**Material for the task**
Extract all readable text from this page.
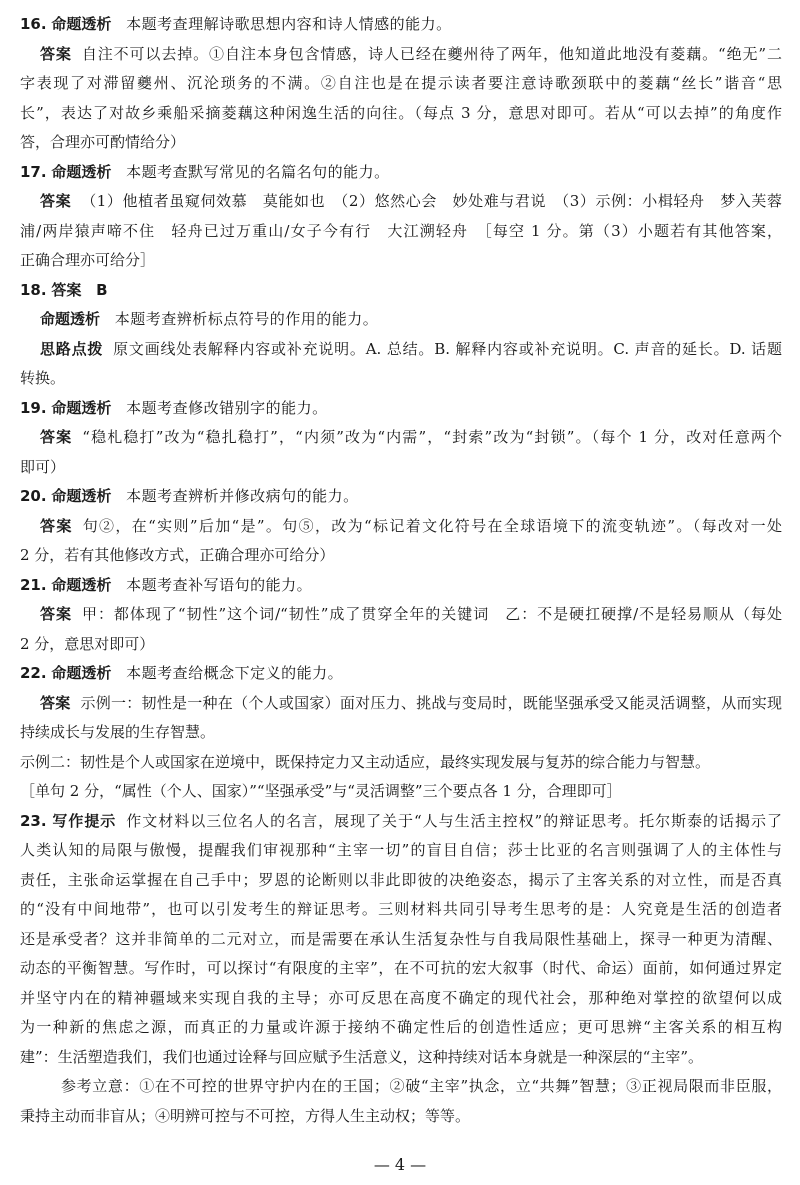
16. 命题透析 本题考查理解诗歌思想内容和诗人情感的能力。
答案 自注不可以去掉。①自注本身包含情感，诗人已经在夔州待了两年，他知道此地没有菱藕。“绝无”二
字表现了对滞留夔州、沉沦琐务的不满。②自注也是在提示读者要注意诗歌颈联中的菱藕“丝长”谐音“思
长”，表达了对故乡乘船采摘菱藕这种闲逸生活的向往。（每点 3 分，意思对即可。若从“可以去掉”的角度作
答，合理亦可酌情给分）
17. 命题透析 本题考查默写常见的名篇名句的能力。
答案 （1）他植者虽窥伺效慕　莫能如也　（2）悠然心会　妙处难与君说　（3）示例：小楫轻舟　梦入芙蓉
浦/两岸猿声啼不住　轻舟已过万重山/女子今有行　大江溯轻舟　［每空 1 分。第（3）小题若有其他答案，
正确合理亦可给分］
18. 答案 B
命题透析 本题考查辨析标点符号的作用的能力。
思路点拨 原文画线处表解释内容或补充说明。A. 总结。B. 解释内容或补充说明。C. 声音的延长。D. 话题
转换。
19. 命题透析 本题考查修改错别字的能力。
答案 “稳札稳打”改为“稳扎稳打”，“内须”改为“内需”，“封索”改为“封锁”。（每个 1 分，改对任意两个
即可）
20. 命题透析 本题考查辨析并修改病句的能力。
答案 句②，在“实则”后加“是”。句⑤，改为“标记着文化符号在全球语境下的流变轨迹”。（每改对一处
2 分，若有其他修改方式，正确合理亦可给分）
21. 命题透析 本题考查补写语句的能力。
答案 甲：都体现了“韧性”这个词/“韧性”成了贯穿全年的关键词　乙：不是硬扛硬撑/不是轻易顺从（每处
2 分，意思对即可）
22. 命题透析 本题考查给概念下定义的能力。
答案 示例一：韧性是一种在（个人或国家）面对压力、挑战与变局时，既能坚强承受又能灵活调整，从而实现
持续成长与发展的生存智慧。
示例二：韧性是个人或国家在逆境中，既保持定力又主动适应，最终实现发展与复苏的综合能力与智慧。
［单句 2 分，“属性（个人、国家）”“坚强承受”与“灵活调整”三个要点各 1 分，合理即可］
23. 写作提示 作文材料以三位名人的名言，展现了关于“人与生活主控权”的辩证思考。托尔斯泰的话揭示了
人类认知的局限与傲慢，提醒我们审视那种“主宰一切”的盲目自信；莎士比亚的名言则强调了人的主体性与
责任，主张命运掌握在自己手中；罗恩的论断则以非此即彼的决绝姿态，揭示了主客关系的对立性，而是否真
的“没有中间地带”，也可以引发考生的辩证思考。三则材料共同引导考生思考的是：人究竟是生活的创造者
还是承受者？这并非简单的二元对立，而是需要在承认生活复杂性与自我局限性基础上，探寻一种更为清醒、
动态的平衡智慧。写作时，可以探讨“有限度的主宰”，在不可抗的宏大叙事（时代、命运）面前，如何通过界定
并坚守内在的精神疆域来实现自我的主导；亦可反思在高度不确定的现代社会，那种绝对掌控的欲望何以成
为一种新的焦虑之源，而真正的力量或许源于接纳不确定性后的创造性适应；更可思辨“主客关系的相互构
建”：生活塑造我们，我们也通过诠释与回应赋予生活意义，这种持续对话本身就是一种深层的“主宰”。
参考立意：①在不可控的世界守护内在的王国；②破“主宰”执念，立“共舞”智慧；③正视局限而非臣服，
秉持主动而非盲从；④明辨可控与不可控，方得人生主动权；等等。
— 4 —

**Instructions to follow**
Repeat the listing above exactly, with no pictures.

**The solution**
Extract all readable text from this page.
16. 命题透析 本题考查理解诗歌思想内容和诗人情感的能力。
答案 自注不可以去掉。①自注本身包含情感，诗人已经在夔州待了两年，他知道此地没有菱藕。“绝无”二
字表现了对滞留夔州、沉沦琐务的不满。②自注也是在提示读者要注意诗歌颈联中的菱藕“丝长”谐音“思
长”，表达了对故乡乘船采摘菱藕这种闲逸生活的向往。（每点 3 分，意思对即可。若从“可以去掉”的角度作
答，合理亦可酌情给分）
17. 命题透析 本题考查默写常见的名篇名句的能力。
答案 （1）他植者虽窥伺效慕　莫能如也　（2）悠然心会　妙处难与君说　（3）示例：小楫轻舟　梦入芙蓉
浦/两岸猿声啼不住　轻舟已过万重山/女子今有行　大江溯轻舟　［每空 1 分。第（3）小题若有其他答案，
正确合理亦可给分］
18. 答案 B
命题透析 本题考查辨析标点符号的作用的能力。
思路点拨 原文画线处表解释内容或补充说明。A. 总结。B. 解释内容或补充说明。C. 声音的延长。D. 话题
转换。
19. 命题透析 本题考查修改错别字的能力。
答案 “稳札稳打”改为“稳扎稳打”，“内须”改为“内需”，“封索”改为“封锁”。（每个 1 分，改对任意两个
即可）
20. 命题透析 本题考查辨析并修改病句的能力。
答案 句②，在“实则”后加“是”。句⑤，改为“标记着文化符号在全球语境下的流变轨迹”。（每改对一处
2 分，若有其他修改方式，正确合理亦可给分）
21. 命题透析 本题考查补写语句的能力。
答案 甲：都体现了“韧性”这个词/“韧性”成了贯穿全年的关键词　乙：不是硬扛硬撑/不是轻易顺从（每处
2 分，意思对即可）
22. 命题透析 本题考查给概念下定义的能力。
答案 示例一：韧性是一种在（个人或国家）面对压力、挑战与变局时，既能坚强承受又能灵活调整，从而实现
持续成长与发展的生存智慧。
示例二：韧性是个人或国家在逆境中，既保持定力又主动适应，最终实现发展与复苏的综合能力与智慧。
［单句 2 分，“属性（个人、国家）”“坚强承受”与“灵活调整”三个要点各 1 分，合理即可］
23. 写作提示 作文材料以三位名人的名言，展现了关于“人与生活主控权”的辩证思考。托尔斯泰的话揭示了
人类认知的局限与傲慢，提醒我们审视那种“主宰一切”的盲目自信；莎士比亚的名言则强调了人的主体性与
责任，主张命运掌握在自己手中；罗恩的论断则以非此即彼的决绝姿态，揭示了主客关系的对立性，而是否真
的“没有中间地带”，也可以引发考生的辩证思考。三则材料共同引导考生思考的是：人究竟是生活的创造者
还是承受者？这并非简单的二元对立，而是需要在承认生活复杂性与自我局限性基础上，探寻一种更为清醒、
动态的平衡智慧。写作时，可以探讨“有限度的主宰”，在不可抗的宏大叙事（时代、命运）面前，如何通过界定
并坚守内在的精神疆域来实现自我的主导；亦可反思在高度不确定的现代社会，那种绝对掌控的欲望何以成
为一种新的焦虑之源，而真正的力量或许源于接纳不确定性后的创造性适应；更可思辨“主客关系的相互构
建”：生活塑造我们，我们也通过诠释与回应赋予生活意义，这种持续对话本身就是一种深层的“主宰”。
参考立意：①在不可控的世界守护内在的王国；②破“主宰”执念，立“共舞”智慧；③正视局限而非臣服，
秉持主动而非盲从；④明辨可控与不可控，方得人生主动权；等等。
— 4 —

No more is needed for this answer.